**What is required**: Transcribe the entries below exactly.

# start of Data excerpts

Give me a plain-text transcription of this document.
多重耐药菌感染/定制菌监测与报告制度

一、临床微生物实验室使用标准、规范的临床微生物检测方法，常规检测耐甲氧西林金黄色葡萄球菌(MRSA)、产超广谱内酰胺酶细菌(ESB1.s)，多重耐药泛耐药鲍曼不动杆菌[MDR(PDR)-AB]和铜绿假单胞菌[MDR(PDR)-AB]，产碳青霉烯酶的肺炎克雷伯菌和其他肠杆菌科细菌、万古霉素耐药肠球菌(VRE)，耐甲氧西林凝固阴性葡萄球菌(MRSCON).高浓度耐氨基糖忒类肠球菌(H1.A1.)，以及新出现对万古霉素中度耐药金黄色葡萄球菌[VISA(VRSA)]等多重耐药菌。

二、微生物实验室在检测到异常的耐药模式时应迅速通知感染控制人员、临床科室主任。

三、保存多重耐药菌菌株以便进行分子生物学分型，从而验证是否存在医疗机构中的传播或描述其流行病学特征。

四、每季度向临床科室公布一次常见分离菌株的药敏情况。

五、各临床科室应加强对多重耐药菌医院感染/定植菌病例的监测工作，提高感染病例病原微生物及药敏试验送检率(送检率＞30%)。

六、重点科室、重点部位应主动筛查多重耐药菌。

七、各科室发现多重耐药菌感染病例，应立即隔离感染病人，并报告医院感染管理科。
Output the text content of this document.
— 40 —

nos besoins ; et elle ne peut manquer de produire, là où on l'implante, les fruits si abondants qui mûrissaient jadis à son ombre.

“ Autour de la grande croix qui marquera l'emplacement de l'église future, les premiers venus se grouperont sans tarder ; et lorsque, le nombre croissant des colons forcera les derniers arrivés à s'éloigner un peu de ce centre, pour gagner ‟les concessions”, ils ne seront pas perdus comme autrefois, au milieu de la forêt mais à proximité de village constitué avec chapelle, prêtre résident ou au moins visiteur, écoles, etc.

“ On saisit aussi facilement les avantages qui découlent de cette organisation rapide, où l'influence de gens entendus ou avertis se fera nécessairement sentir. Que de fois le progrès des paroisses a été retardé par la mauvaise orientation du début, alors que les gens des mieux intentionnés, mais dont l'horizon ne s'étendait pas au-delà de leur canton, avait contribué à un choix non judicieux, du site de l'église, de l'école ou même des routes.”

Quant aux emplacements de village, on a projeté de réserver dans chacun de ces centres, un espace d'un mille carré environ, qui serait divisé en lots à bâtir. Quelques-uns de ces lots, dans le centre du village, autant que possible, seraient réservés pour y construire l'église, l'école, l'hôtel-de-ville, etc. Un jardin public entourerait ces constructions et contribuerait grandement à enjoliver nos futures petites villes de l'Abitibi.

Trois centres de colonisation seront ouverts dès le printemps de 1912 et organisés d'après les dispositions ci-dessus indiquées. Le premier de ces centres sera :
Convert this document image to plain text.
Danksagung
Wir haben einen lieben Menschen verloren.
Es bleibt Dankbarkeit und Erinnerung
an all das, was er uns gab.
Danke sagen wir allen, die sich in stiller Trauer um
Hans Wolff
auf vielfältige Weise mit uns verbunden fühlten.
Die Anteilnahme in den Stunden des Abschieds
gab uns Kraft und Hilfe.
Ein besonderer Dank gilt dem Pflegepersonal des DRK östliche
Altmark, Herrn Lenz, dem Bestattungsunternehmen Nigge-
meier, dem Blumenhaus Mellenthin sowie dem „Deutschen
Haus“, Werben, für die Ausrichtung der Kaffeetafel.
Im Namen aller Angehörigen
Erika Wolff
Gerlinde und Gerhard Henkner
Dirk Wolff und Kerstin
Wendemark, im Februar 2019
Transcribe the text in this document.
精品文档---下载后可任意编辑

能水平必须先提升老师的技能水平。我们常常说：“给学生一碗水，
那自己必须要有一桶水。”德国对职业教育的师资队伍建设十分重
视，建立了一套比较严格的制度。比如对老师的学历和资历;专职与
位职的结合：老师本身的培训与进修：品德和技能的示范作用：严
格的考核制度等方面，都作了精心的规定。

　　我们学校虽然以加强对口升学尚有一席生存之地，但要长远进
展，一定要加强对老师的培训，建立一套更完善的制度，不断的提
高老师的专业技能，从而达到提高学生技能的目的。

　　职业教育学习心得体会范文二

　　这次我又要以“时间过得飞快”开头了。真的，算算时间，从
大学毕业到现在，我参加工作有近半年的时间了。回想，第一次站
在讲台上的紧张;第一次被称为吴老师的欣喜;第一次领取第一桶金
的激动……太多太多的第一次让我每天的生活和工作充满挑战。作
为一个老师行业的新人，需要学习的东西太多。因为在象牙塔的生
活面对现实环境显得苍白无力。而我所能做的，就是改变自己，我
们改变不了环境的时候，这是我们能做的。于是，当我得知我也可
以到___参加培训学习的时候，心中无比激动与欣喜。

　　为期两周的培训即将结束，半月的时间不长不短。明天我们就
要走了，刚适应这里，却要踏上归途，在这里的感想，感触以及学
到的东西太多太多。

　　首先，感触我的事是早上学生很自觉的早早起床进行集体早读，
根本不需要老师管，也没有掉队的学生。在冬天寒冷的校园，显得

# end of Data excerpts

**The response**:
Give me a plain-text transcription of this document.
多重耐药菌感染/定制菌监测与报告制度

一、临床微生物实验室使用标准、规范的临床微生物检测方法，常规检测耐甲氧西林金黄色葡萄球菌(MRSA)、产超广谱内酰胺酶细菌(ESB1.s)，多重耐药泛耐药鲍曼不动杆菌[MDR(PDR)-AB]和铜绿假单胞菌[MDR(PDR)-AB]，产碳青霉烯酶的肺炎克雷伯菌和其他肠杆菌科细菌、万古霉素耐药肠球菌(VRE)，耐甲氧西林凝固阴性葡萄球菌(MRSCON).高浓度耐氨基糖忒类肠球菌(H1.A1.)，以及新出现对万古霉素中度耐药金黄色葡萄球菌[VISA(VRSA)]等多重耐药菌。

二、微生物实验室在检测到异常的耐药模式时应迅速通知感染控制人员、临床科室主任。

三、保存多重耐药菌菌株以便进行分子生物学分型，从而验证是否存在医疗机构中的传播或描述其流行病学特征。

四、每季度向临床科室公布一次常见分离菌株的药敏情况。

五、各临床科室应加强对多重耐药菌医院感染/定植菌病例的监测工作，提高感染病例病原微生物及药敏试验送检率(送检率＞30%)。

六、重点科室、重点部位应主动筛查多重耐药菌。

七、各科室发现多重耐药菌感染病例，应立即隔离感染病人，并报告医院感染管理科。
Output the text content of this document.
— 40 —

nos besoins ; et elle ne peut manquer de produire, là où on l'implante, les fruits si abondants qui mûrissaient jadis à son ombre.

“ Autour de la grande croix qui marquera l'emplacement de l'église future, les premiers venus se grouperont sans tarder ; et lorsque, le nombre croissant des colons forcera les derniers arrivés à s'éloigner un peu de ce centre, pour gagner ‟les concessions”, ils ne seront pas perdus comme autrefois, au milieu de la forêt mais à proximité de village constitué avec chapelle, prêtre résident ou au moins visiteur, écoles, etc.

“ On saisit aussi facilement les avantages qui découlent de cette organisation rapide, où l'influence de gens entendus ou avertis se fera nécessairement sentir. Que de fois le progrès des paroisses a été retardé par la mauvaise orientation du début, alors que les gens des mieux intentionnés, mais dont l'horizon ne s'étendait pas au-delà de leur canton, avait contribué à un choix non judicieux, du site de l'église, de l'école ou même des routes.”

Quant aux emplacements de village, on a projeté de réserver dans chacun de ces centres, un espace d'un mille carré environ, qui serait divisé en lots à bâtir. Quelques-uns de ces lots, dans le centre du village, autant que possible, seraient réservés pour y construire l'église, l'école, l'hôtel-de-ville, etc. Un jardin public entourerait ces constructions et contribuerait grandement à enjoliver nos futures petites villes de l'Abitibi.

Trois centres de colonisation seront ouverts dès le printemps de 1912 et organisés d'après les dispositions ci-dessus indiquées. Le premier de ces centres sera :
Convert this document image to plain text.
Danksagung
Wir haben einen lieben Menschen verloren.
Es bleibt Dankbarkeit und Erinnerung
an all das, was er uns gab.
Danke sagen wir allen, die sich in stiller Trauer um
Hans Wolff
auf vielfältige Weise mit uns verbunden fühlten.
Die Anteilnahme in den Stunden des Abschieds
gab uns Kraft und Hilfe.
Ein besonderer Dank gilt dem Pflegepersonal des DRK östliche
Altmark, Herrn Lenz, dem Bestattungsunternehmen Nigge-
meier, dem Blumenhaus Mellenthin sowie dem „Deutschen
Haus“, Werben, für die Ausrichtung der Kaffeetafel.
Im Namen aller Angehörigen
Erika Wolff
Gerlinde und Gerhard Henkner
Dirk Wolff und Kerstin
Wendemark, im Februar 2019
Transcribe the text in this document.
精品文档---下载后可任意编辑

能水平必须先提升老师的技能水平。我们常常说：“给学生一碗水，
那自己必须要有一桶水。”德国对职业教育的师资队伍建设十分重
视，建立了一套比较严格的制度。比如对老师的学历和资历;专职与
位职的结合：老师本身的培训与进修：品德和技能的示范作用：严
格的考核制度等方面，都作了精心的规定。

　　我们学校虽然以加强对口升学尚有一席生存之地，但要长远进
展，一定要加强对老师的培训，建立一套更完善的制度，不断的提
高老师的专业技能，从而达到提高学生技能的目的。

　　职业教育学习心得体会范文二

　　这次我又要以“时间过得飞快”开头了。真的，算算时间，从
大学毕业到现在，我参加工作有近半年的时间了。回想，第一次站
在讲台上的紧张;第一次被称为吴老师的欣喜;第一次领取第一桶金
的激动……太多太多的第一次让我每天的生活和工作充满挑战。作
为一个老师行业的新人，需要学习的东西太多。因为在象牙塔的生
活面对现实环境显得苍白无力。而我所能做的，就是改变自己，我
们改变不了环境的时候，这是我们能做的。于是，当我得知我也可
以到___参加培训学习的时候，心中无比激动与欣喜。

　　为期两周的培训即将结束，半月的时间不长不短。明天我们就
要走了，刚适应这里，却要踏上归途，在这里的感想，感触以及学
到的东西太多太多。

　　首先，感触我的事是早上学生很自觉的早早起床进行集体早读，
根本不需要老师管，也没有掉队的学生。在冬天寒冷的校园，显得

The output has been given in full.